• Record extracts
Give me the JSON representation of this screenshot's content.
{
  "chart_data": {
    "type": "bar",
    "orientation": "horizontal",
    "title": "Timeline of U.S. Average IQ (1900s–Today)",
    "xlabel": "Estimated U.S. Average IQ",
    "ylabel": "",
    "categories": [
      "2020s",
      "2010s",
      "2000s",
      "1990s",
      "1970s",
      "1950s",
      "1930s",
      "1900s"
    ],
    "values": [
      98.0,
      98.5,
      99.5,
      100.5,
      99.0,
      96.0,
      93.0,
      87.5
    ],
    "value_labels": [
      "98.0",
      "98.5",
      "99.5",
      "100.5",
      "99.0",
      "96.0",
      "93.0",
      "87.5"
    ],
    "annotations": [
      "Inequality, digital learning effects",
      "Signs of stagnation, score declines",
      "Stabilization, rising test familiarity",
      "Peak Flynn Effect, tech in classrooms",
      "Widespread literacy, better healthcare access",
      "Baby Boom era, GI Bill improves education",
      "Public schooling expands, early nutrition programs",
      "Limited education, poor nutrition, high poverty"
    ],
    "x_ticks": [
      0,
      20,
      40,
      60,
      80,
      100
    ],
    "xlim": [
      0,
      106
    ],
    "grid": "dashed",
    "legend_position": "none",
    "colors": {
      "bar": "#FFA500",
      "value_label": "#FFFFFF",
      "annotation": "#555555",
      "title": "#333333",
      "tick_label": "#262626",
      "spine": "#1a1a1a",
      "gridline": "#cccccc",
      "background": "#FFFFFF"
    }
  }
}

==

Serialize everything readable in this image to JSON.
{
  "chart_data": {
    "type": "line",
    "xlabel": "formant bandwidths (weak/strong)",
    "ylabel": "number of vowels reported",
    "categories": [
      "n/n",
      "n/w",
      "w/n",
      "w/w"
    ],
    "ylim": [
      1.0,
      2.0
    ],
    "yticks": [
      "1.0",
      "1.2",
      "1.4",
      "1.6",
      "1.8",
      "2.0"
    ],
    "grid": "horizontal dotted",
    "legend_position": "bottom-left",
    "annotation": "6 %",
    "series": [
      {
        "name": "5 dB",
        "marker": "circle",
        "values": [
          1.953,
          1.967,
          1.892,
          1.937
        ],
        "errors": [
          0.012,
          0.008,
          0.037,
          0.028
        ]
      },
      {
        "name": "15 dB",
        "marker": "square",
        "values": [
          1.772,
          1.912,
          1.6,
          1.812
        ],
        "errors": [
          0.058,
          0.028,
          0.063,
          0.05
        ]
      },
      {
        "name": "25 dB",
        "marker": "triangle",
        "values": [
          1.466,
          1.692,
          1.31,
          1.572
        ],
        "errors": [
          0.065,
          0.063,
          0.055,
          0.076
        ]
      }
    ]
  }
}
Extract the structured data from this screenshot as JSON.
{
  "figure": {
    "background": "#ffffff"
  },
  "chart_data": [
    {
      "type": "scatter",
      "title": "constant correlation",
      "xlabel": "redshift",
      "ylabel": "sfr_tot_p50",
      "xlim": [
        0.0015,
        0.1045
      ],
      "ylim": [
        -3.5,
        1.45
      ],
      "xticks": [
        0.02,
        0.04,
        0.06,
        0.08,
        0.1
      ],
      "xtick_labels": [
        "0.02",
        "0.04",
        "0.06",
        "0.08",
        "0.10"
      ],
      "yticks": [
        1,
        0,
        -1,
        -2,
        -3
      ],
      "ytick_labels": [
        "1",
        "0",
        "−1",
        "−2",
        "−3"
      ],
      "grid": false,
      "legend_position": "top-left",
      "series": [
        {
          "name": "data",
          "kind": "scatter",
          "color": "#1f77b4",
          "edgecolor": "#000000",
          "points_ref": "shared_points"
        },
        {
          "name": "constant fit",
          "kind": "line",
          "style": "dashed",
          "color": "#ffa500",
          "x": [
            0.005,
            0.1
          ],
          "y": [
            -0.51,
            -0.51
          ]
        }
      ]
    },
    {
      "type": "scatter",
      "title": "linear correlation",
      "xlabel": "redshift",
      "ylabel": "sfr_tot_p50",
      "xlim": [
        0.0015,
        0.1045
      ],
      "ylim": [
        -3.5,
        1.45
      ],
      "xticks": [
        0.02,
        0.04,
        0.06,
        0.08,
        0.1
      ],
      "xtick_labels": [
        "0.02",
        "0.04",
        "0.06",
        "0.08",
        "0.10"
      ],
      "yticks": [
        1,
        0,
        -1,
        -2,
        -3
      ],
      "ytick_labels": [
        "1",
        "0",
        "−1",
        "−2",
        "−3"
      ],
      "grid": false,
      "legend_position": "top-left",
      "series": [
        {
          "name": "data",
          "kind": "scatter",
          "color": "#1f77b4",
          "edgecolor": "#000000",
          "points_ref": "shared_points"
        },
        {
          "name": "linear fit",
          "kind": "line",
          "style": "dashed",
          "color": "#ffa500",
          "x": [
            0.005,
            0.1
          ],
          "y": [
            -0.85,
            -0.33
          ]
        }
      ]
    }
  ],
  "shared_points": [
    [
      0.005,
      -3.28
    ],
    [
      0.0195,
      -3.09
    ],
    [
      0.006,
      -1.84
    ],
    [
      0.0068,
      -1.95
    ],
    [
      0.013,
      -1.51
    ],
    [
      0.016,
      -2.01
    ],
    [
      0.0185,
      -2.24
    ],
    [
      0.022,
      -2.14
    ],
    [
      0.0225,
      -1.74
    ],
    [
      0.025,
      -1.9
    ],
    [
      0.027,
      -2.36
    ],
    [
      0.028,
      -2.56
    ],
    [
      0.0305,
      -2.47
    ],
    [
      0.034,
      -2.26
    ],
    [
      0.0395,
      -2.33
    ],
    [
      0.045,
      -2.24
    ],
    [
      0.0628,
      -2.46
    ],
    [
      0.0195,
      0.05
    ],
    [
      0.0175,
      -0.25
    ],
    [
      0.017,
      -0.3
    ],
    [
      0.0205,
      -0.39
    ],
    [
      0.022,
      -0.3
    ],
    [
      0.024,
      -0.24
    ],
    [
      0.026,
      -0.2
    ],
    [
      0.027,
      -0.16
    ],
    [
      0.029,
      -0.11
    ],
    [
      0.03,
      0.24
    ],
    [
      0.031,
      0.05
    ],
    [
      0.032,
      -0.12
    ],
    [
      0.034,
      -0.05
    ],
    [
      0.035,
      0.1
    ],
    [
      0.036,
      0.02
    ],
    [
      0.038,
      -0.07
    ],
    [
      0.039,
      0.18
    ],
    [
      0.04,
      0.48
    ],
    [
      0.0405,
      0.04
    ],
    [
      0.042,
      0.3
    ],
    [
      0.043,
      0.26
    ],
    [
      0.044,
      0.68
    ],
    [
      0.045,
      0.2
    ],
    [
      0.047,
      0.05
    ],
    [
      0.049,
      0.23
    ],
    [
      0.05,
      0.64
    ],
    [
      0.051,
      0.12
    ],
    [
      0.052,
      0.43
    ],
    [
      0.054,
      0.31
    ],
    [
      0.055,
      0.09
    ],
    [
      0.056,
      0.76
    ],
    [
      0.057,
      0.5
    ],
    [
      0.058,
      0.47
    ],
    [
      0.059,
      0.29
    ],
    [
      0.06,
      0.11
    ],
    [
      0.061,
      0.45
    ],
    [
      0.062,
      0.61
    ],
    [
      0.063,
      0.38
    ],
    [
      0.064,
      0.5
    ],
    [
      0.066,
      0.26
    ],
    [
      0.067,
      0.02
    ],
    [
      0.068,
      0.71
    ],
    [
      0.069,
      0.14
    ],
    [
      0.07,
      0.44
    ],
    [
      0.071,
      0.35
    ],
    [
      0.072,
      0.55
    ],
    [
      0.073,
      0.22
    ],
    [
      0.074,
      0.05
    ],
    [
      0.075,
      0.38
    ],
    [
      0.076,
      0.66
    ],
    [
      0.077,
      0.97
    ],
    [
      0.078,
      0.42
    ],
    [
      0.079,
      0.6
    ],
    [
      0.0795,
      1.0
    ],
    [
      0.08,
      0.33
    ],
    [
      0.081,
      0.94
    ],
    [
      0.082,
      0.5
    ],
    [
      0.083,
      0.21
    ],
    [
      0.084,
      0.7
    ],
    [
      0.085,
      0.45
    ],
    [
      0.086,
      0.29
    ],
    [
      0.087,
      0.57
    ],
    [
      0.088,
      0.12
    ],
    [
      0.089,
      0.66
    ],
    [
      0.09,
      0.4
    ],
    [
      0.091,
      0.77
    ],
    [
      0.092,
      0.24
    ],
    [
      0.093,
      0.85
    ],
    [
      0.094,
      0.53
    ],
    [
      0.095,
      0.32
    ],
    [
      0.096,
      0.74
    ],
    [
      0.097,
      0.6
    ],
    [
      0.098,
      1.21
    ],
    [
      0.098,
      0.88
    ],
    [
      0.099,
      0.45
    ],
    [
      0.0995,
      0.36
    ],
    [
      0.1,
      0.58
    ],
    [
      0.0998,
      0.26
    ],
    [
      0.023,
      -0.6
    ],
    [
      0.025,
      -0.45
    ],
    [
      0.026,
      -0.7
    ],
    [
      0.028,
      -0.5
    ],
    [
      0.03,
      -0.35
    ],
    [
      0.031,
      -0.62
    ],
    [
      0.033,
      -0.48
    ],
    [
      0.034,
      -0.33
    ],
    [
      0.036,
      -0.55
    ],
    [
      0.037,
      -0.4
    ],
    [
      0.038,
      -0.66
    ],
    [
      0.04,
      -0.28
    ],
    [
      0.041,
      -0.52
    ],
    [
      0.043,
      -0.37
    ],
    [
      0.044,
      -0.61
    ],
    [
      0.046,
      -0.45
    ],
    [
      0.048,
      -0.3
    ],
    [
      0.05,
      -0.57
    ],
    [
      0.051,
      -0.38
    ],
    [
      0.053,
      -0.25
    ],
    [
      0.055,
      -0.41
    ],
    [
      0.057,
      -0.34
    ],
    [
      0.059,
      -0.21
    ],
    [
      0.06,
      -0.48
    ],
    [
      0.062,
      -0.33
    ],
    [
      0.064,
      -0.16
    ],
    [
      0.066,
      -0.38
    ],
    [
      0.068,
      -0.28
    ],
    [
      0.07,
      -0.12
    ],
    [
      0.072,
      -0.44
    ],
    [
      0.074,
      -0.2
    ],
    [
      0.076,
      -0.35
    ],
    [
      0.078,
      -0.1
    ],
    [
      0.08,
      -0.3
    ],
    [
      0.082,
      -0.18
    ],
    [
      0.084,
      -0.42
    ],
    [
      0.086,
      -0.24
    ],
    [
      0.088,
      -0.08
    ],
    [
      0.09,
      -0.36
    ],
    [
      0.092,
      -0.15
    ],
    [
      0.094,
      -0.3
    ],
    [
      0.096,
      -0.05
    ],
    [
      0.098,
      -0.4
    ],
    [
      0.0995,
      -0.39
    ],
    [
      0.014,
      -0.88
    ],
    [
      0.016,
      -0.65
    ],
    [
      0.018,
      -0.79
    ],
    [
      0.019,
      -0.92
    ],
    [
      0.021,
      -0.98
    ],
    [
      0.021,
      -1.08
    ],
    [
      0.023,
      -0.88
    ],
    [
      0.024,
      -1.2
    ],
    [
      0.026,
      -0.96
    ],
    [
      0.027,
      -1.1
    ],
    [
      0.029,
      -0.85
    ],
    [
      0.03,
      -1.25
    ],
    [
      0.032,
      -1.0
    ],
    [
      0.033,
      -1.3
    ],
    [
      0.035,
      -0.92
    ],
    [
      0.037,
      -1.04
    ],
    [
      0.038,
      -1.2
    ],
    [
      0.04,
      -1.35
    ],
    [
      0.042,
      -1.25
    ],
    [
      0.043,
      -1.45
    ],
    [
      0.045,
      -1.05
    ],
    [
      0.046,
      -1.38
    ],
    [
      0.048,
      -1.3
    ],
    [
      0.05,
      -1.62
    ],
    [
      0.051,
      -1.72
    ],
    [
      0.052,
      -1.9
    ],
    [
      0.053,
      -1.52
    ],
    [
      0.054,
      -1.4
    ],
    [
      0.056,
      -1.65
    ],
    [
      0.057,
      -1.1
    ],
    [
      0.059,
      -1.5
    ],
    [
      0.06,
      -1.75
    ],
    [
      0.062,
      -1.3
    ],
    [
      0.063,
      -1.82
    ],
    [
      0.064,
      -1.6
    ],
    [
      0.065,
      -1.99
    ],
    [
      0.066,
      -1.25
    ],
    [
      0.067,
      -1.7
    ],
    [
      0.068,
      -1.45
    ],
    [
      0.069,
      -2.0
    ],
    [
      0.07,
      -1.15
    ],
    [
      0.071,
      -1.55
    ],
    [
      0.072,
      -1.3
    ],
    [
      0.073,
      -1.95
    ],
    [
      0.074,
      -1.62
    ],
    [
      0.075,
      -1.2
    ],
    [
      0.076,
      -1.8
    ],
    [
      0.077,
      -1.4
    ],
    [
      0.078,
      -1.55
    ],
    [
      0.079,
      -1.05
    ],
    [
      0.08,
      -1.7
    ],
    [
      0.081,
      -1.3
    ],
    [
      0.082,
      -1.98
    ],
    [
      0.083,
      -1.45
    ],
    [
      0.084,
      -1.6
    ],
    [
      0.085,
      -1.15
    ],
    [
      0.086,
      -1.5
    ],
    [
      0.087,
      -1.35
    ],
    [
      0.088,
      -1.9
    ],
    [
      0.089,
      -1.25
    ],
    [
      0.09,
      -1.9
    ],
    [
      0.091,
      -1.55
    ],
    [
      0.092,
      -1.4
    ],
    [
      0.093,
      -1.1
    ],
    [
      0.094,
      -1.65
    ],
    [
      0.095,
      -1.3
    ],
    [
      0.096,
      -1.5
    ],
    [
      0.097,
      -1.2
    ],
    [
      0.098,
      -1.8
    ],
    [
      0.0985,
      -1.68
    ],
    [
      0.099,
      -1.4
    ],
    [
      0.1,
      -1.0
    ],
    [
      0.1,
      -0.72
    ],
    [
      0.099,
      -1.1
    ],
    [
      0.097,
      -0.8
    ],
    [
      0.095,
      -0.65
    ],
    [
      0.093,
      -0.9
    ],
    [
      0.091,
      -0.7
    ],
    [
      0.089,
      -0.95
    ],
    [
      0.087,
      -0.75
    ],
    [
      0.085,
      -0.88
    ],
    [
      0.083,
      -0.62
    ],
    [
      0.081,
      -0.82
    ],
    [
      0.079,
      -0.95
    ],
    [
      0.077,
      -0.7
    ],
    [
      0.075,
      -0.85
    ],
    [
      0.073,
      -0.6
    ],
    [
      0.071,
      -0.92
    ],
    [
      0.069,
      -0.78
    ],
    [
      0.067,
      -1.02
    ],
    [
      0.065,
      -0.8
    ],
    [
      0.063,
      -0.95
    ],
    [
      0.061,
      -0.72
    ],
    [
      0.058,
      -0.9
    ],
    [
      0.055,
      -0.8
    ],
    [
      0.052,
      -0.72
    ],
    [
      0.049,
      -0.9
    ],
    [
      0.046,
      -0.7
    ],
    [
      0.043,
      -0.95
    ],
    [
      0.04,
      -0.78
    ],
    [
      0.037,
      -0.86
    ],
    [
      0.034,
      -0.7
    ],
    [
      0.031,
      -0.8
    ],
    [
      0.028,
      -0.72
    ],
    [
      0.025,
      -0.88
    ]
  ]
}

• Required work
Among the entries above, how many lines hold the string "name"? Respond with nothing but the number.

• Solution for this problem
7